Which lines in the records below contain the word "prostate"? Copy each of them.

======== Data to process

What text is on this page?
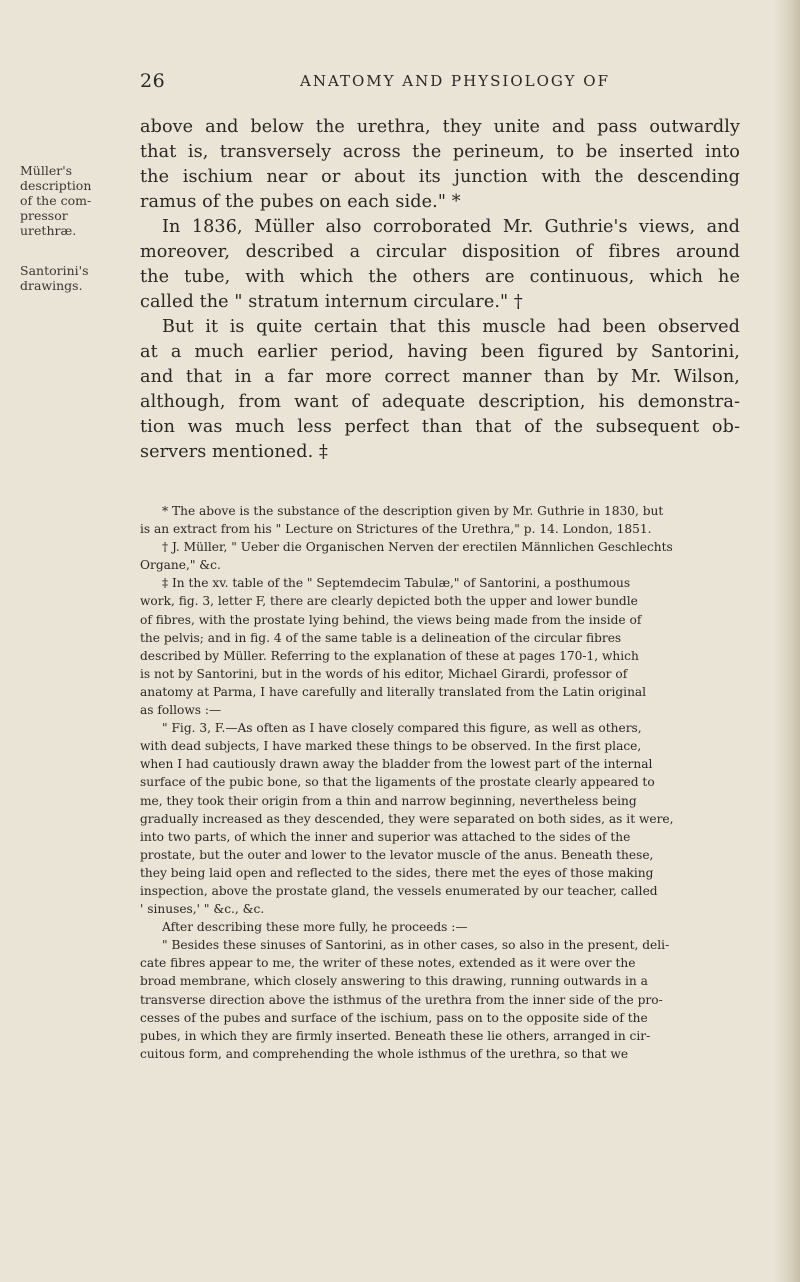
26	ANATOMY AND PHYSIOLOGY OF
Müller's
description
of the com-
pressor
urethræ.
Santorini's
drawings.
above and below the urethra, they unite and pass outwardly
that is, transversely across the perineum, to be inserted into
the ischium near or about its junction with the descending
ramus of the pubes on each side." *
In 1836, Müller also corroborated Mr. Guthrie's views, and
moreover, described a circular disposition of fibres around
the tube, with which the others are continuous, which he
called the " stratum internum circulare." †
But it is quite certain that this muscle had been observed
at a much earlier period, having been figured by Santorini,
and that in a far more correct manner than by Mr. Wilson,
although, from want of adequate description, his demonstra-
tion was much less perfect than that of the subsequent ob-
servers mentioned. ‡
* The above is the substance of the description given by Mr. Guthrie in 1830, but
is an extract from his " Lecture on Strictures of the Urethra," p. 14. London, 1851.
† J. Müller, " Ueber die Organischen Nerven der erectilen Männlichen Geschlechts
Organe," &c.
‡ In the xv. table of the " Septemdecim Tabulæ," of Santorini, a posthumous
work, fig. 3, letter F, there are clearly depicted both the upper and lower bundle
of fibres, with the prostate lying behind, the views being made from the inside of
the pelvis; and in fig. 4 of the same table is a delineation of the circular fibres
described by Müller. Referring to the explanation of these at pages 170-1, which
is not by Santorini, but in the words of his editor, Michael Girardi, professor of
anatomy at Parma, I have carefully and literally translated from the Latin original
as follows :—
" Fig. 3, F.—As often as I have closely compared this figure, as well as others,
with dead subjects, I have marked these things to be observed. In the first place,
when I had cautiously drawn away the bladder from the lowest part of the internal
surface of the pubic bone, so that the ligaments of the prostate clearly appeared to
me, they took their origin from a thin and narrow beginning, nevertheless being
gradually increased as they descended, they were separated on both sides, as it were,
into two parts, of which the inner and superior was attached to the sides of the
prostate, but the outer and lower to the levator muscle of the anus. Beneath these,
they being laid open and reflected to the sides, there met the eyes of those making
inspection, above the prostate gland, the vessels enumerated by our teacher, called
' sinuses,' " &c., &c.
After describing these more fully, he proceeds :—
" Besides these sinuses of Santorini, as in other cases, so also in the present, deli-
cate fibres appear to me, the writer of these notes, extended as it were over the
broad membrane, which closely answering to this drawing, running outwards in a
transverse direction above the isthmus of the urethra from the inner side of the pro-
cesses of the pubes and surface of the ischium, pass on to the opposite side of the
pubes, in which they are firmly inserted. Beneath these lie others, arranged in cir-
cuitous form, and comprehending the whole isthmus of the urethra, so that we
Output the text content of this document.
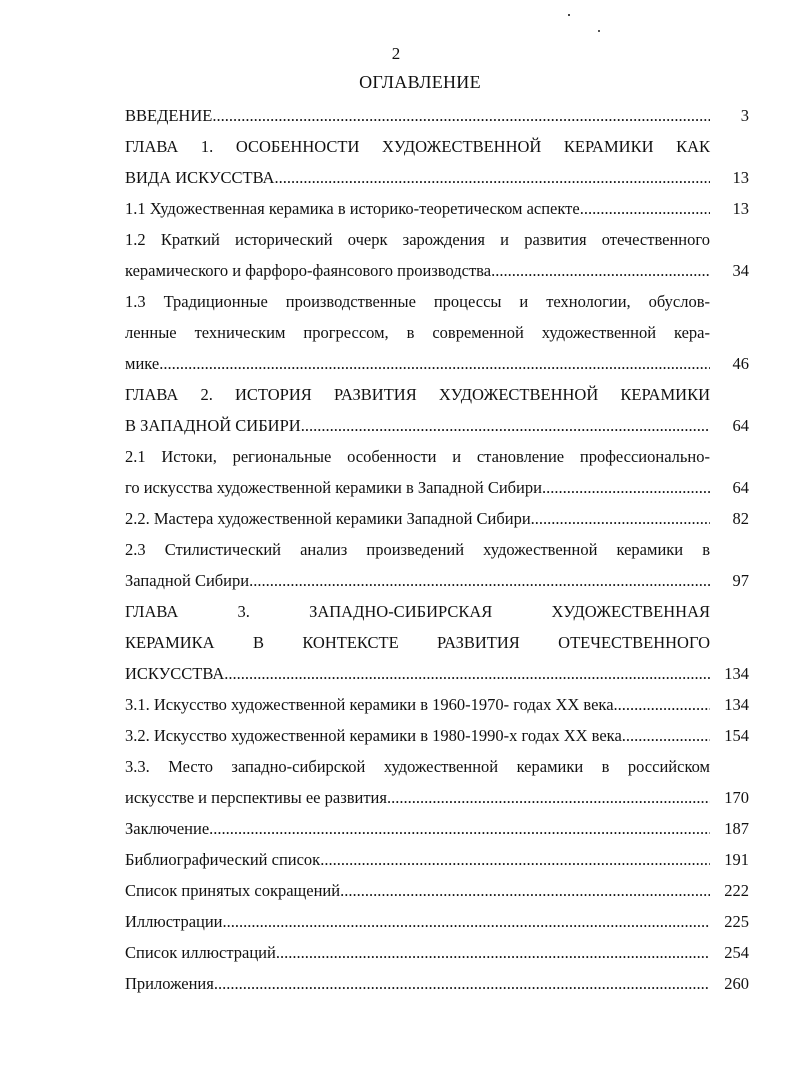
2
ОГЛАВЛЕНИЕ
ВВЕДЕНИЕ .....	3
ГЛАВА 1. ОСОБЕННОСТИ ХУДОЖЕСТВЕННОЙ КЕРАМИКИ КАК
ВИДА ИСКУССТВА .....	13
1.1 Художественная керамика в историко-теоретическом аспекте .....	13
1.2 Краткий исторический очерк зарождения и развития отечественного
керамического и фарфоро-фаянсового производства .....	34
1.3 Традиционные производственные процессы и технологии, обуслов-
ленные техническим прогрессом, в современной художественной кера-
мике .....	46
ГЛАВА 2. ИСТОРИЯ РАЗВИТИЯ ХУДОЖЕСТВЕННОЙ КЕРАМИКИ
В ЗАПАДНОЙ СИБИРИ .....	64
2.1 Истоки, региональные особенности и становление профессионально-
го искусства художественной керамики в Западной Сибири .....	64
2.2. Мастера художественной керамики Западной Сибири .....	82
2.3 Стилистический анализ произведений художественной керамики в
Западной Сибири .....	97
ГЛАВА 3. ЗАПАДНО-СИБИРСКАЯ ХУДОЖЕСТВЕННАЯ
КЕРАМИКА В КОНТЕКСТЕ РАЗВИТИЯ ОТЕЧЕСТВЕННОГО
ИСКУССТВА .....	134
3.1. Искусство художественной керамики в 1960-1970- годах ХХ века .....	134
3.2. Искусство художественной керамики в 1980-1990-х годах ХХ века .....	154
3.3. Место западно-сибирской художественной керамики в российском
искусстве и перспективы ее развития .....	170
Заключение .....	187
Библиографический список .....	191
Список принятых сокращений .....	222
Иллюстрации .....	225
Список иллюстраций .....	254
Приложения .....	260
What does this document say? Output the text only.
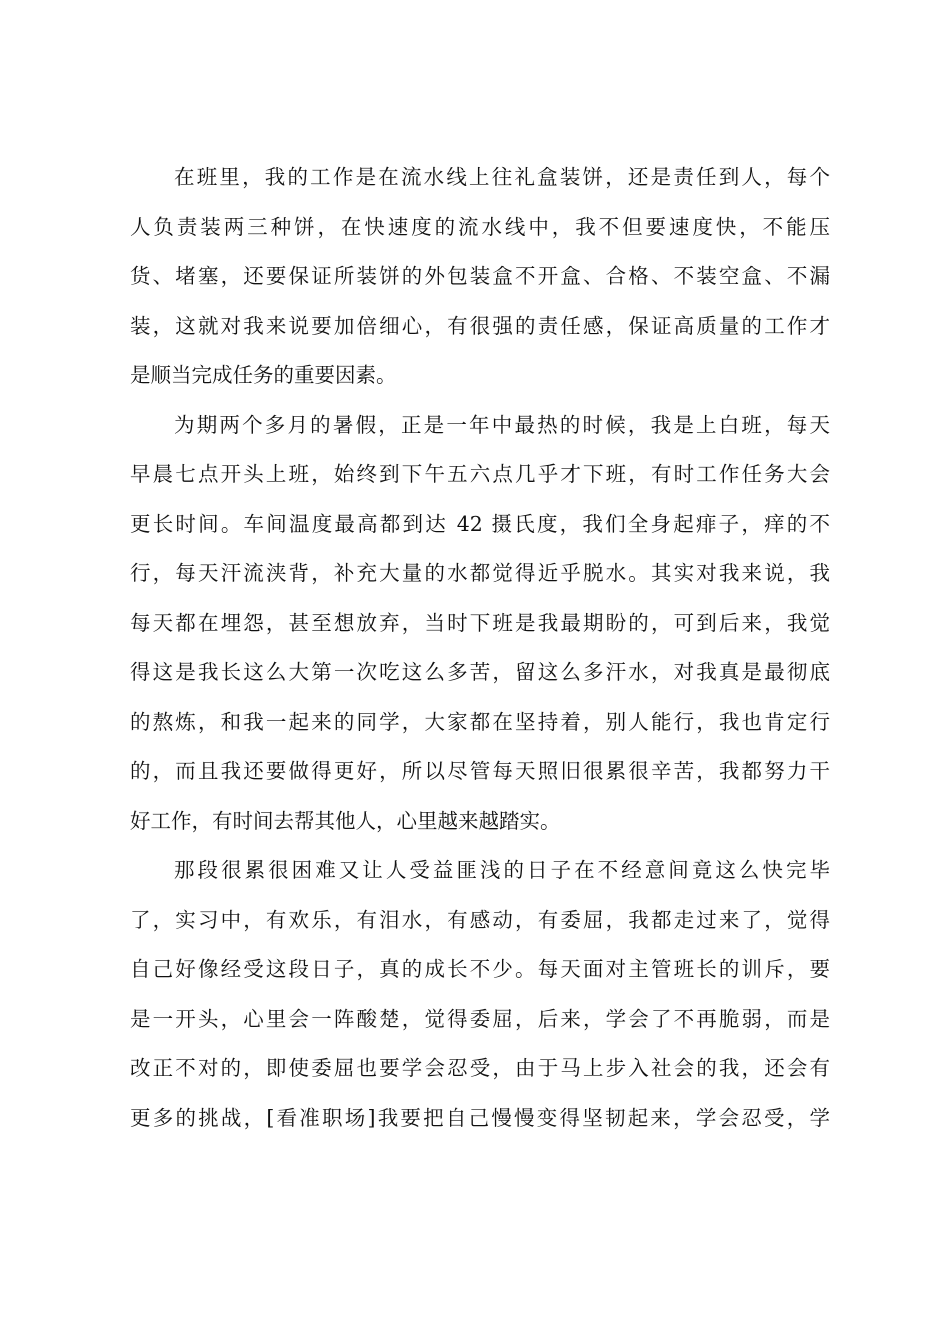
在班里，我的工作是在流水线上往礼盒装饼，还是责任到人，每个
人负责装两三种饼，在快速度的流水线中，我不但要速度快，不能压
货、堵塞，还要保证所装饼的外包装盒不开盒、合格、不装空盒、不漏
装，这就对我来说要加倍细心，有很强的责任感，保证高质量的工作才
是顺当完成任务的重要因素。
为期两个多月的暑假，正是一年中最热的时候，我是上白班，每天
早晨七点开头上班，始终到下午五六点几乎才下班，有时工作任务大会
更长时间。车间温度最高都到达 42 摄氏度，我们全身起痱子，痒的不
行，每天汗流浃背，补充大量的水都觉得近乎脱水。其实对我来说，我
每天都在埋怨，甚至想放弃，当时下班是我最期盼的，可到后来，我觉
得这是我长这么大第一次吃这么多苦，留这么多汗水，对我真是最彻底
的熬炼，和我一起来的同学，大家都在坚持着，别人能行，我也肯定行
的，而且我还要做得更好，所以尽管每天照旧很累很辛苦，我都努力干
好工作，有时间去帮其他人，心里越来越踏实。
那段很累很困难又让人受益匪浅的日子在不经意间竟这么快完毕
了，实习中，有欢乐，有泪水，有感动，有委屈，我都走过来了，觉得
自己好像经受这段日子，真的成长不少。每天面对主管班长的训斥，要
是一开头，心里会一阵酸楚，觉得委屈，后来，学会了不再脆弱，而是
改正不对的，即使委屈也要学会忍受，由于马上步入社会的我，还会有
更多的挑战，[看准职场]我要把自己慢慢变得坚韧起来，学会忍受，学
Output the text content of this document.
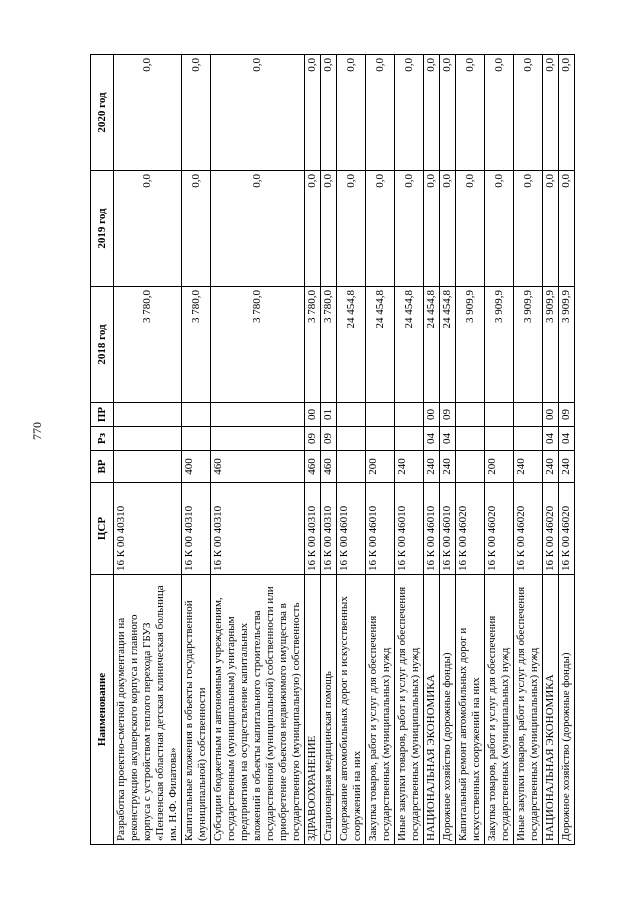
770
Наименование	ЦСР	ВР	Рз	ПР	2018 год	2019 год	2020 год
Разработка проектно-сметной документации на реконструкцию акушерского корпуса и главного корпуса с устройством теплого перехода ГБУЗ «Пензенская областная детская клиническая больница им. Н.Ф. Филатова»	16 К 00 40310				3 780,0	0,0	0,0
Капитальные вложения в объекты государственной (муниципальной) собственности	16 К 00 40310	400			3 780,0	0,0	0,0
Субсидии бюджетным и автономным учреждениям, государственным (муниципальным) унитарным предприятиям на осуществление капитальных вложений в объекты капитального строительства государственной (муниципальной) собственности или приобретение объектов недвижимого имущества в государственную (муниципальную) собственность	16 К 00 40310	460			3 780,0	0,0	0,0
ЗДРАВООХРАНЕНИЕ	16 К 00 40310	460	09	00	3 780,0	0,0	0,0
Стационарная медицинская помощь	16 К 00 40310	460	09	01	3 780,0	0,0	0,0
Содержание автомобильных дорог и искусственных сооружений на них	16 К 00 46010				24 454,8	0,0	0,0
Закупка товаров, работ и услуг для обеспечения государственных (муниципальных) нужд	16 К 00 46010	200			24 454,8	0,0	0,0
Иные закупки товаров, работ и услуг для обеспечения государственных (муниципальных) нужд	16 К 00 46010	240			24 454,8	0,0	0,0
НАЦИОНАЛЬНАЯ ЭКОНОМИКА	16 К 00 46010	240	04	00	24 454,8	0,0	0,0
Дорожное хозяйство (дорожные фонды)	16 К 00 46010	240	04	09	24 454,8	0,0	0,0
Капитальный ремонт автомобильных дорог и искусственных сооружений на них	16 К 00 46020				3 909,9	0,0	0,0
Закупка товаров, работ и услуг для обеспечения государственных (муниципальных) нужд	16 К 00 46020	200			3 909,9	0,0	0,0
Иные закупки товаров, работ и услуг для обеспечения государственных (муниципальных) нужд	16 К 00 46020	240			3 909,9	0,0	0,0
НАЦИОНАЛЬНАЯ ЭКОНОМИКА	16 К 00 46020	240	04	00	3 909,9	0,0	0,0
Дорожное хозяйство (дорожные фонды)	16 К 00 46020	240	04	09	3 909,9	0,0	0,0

================

§ Task solution:
of fibres, with the prostate lying behind, the views being made from the inside of
surface of the pubic bone, so that the ligaments of the prostate clearly appeared to
prostate, but the outer and lower to the levator muscle of the anus. Beneath these,
inspection, above the prostate gland, the vessels enumerated by our teacher, called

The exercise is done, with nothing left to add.